• _Instruction_:
Write out the material exactly, without any of its pictures.

• _Information supplied_:
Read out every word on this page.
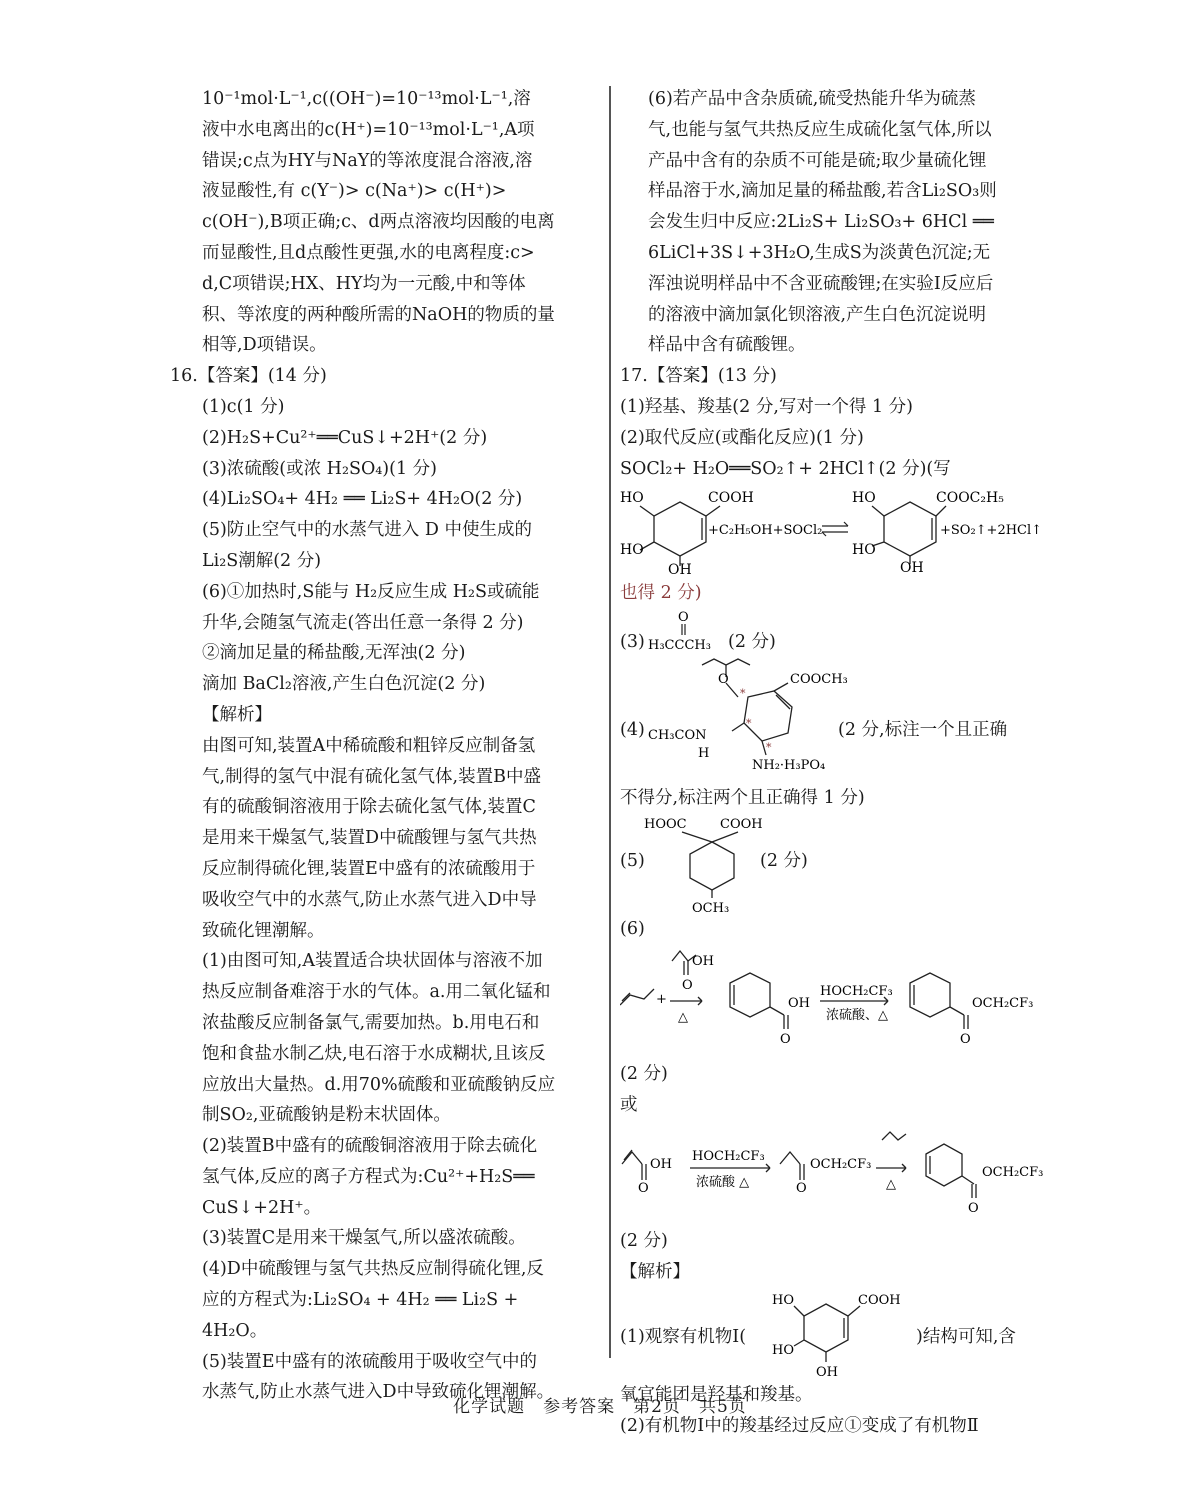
10⁻¹mol·L⁻¹,c((OH⁻)=10⁻¹³mol·L⁻¹,溶
液中水电离出的c(H⁺)=10⁻¹³mol·L⁻¹,A项
错误;c点为HY与NaY的等浓度混合溶液,溶
液显酸性,有 c(Y⁻)> c(Na⁺)> c(H⁺)>
c(OH⁻),B项正确;c、d两点溶液均因酸的电离
而显酸性,且d点酸性更强,水的电离程度:c>
d,C项错误;HX、HY均为一元酸,中和等体
积、等浓度的两种酸所需的NaOH的物质的量
相等,D项错误。
16.【答案】(14 分)
(1)c(1 分)
(2)H₂S+Cu²⁺══CuS↓+2H⁺(2 分)
(3)浓硫酸(或浓 H₂SO₄)(1 分)
(4)Li₂SO₄+ 4H₂ ══ Li₂S+ 4H₂O(2 分)
(5)防止空气中的水蒸气进入 D 中使生成的
Li₂S潮解(2 分)
(6)①加热时,S能与 H₂反应生成 H₂S或硫能
升华,会随氢气流走(答出任意一条得 2 分)
②滴加足量的稀盐酸,无浑浊(2 分)
滴加 BaCl₂溶液,产生白色沉淀(2 分)
【解析】
由图可知,装置A中稀硫酸和粗锌反应制备氢
气,制得的氢气中混有硫化氢气体,装置B中盛
有的硫酸铜溶液用于除去硫化氢气体,装置C
是用来干燥氢气,装置D中硫酸锂与氢气共热
反应制得硫化锂,装置E中盛有的浓硫酸用于
吸收空气中的水蒸气,防止水蒸气进入D中导
致硫化锂潮解。
(1)由图可知,A装置适合块状固体与溶液不加
热反应制备难溶于水的气体。a.用二氧化锰和
浓盐酸反应制备氯气,需要加热。b.用电石和
饱和食盐水制乙炔,电石溶于水成糊状,且该反
应放出大量热。d.用70%硫酸和亚硫酸钠反应
制SO₂,亚硫酸钠是粉末状固体。
(2)装置B中盛有的硫酸铜溶液用于除去硫化
氢气体,反应的离子方程式为:Cu²⁺+H₂S══
CuS↓+2H⁺。
(3)装置C是用来干燥氢气,所以盛浓硫酸。
(4)D中硫酸锂与氢气共热反应制得硫化锂,反
应的方程式为:Li₂SO₄ + 4H₂ ══ Li₂S +
4H₂O。
(5)装置E中盛有的浓硫酸用于吸收空气中的
水蒸气,防止水蒸气进入D中导致硫化锂潮解。
(6)若产品中含杂质硫,硫受热能升华为硫蒸
气,也能与氢气共热反应生成硫化氢气体,所以
产品中含有的杂质不可能是硫;取少量硫化锂
样品溶于水,滴加足量的稀盐酸,若含Li₂SO₃则
会发生归中反应:2Li₂S+ Li₂SO₃+ 6HCl ══
6LiCl+3S↓+3H₂O,生成S为淡黄色沉淀;无
浑浊说明样品中不含亚硫酸锂;在实验Ⅰ反应后
的溶液中滴加氯化钡溶液,产生白色沉淀说明
样品中含有硫酸锂。
17.【答案】(13 分)
(1)羟基、羧基(2 分,写对一个得 1 分)
(2)取代反应(或酯化反应)(1 分)
SOCl₂+ H₂O══SO₂↑+ 2HCl↑(2 分)(写
HO	COOH
HO
OH
+C₂H₅OH+SOCl₂
HO	COOC₂H₅
HO
OH
+SO₂↑+2HCl↑
也得 2 分)
(3)
O
H₃CCCH₃ (2 分)
(4)
O	COOCH₃
*
*
*
CH₃CON
H
NH₂·H₃PO₄
(2 分,标注一个且正确
不得分,标注两个且正确得 1 分)
(5)
HOOC	COOH
OCH₃
(2 分)
(6)
OH
O
+
△
OH
O
HOCH₂CF₃
浓硫酸、△
OCH₂CF₃
O
(2 分)
或
OH
O
HOCH₂CF₃
浓硫酸 △
OCH₂CF₃
O	△
OCH₂CF₃
O
(2 分)
【解析】
(1)观察有机物Ⅰ(
HO	COOH
HO
OH
)结构可知,含
氧官能团是羟基和羧基。
(2)有机物Ⅰ中的羧基经过反应①变成了有机物Ⅱ
化学试题　参考答案　第2页　共5页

• _Result of this exercise_:
Read out every word on this page.
10⁻¹mol·L⁻¹,c((OH⁻)=10⁻¹³mol·L⁻¹,溶
液中水电离出的c(H⁺)=10⁻¹³mol·L⁻¹,A项
错误;c点为HY与NaY的等浓度混合溶液,溶
液显酸性,有 c(Y⁻)> c(Na⁺)> c(H⁺)>
c(OH⁻),B项正确;c、d两点溶液均因酸的电离
而显酸性,且d点酸性更强,水的电离程度:c>
d,C项错误;HX、HY均为一元酸,中和等体
积、等浓度的两种酸所需的NaOH的物质的量
相等,D项错误。
16.【答案】(14 分)
(1)c(1 分)
(2)H₂S+Cu²⁺══CuS↓+2H⁺(2 分)
(3)浓硫酸(或浓 H₂SO₄)(1 分)
(4)Li₂SO₄+ 4H₂ ══ Li₂S+ 4H₂O(2 分)
(5)防止空气中的水蒸气进入 D 中使生成的
Li₂S潮解(2 分)
(6)①加热时,S能与 H₂反应生成 H₂S或硫能
升华,会随氢气流走(答出任意一条得 2 分)
②滴加足量的稀盐酸,无浑浊(2 分)
滴加 BaCl₂溶液,产生白色沉淀(2 分)
【解析】
由图可知,装置A中稀硫酸和粗锌反应制备氢
气,制得的氢气中混有硫化氢气体,装置B中盛
有的硫酸铜溶液用于除去硫化氢气体,装置C
是用来干燥氢气,装置D中硫酸锂与氢气共热
反应制得硫化锂,装置E中盛有的浓硫酸用于
吸收空气中的水蒸气,防止水蒸气进入D中导
致硫化锂潮解。
(1)由图可知,A装置适合块状固体与溶液不加
热反应制备难溶于水的气体。a.用二氧化锰和
浓盐酸反应制备氯气,需要加热。b.用电石和
饱和食盐水制乙炔,电石溶于水成糊状,且该反
应放出大量热。d.用70%硫酸和亚硫酸钠反应
制SO₂,亚硫酸钠是粉末状固体。
(2)装置B中盛有的硫酸铜溶液用于除去硫化
氢气体,反应的离子方程式为:Cu²⁺+H₂S══
CuS↓+2H⁺。
(3)装置C是用来干燥氢气,所以盛浓硫酸。
(4)D中硫酸锂与氢气共热反应制得硫化锂,反
应的方程式为:Li₂SO₄ + 4H₂ ══ Li₂S +
4H₂O。
(5)装置E中盛有的浓硫酸用于吸收空气中的
水蒸气,防止水蒸气进入D中导致硫化锂潮解。
(6)若产品中含杂质硫,硫受热能升华为硫蒸
气,也能与氢气共热反应生成硫化氢气体,所以
产品中含有的杂质不可能是硫;取少量硫化锂
样品溶于水,滴加足量的稀盐酸,若含Li₂SO₃则
会发生归中反应:2Li₂S+ Li₂SO₃+ 6HCl ══
6LiCl+3S↓+3H₂O,生成S为淡黄色沉淀;无
浑浊说明样品中不含亚硫酸锂;在实验Ⅰ反应后
的溶液中滴加氯化钡溶液,产生白色沉淀说明
样品中含有硫酸锂。
17.【答案】(13 分)
(1)羟基、羧基(2 分,写对一个得 1 分)
(2)取代反应(或酯化反应)(1 分)
SOCl₂+ H₂O══SO₂↑+ 2HCl↑(2 分)(写
HO	COOH
HO
OH
+C₂H₅OH+SOCl₂
HO	COOC₂H₅
HO
OH
+SO₂↑+2HCl↑
也得 2 分)
(3)
O
H₃CCCH₃ (2 分)
(4)
O	COOCH₃
*
*
*
CH₃CON
H
NH₂·H₃PO₄
(2 分,标注一个且正确
不得分,标注两个且正确得 1 分)
(5)
HOOC	COOH
OCH₃
(2 分)
(6)
OH
O
+
△
OH
O
HOCH₂CF₃
浓硫酸、△
OCH₂CF₃
O
(2 分)
或
OH
O
HOCH₂CF₃
浓硫酸 △
OCH₂CF₃
O	△
OCH₂CF₃
O
(2 分)
【解析】
(1)观察有机物Ⅰ(
HO	COOH
HO
OH
)结构可知,含
氧官能团是羟基和羧基。
(2)有机物Ⅰ中的羧基经过反应①变成了有机物Ⅱ
化学试题　参考答案　第2页　共5页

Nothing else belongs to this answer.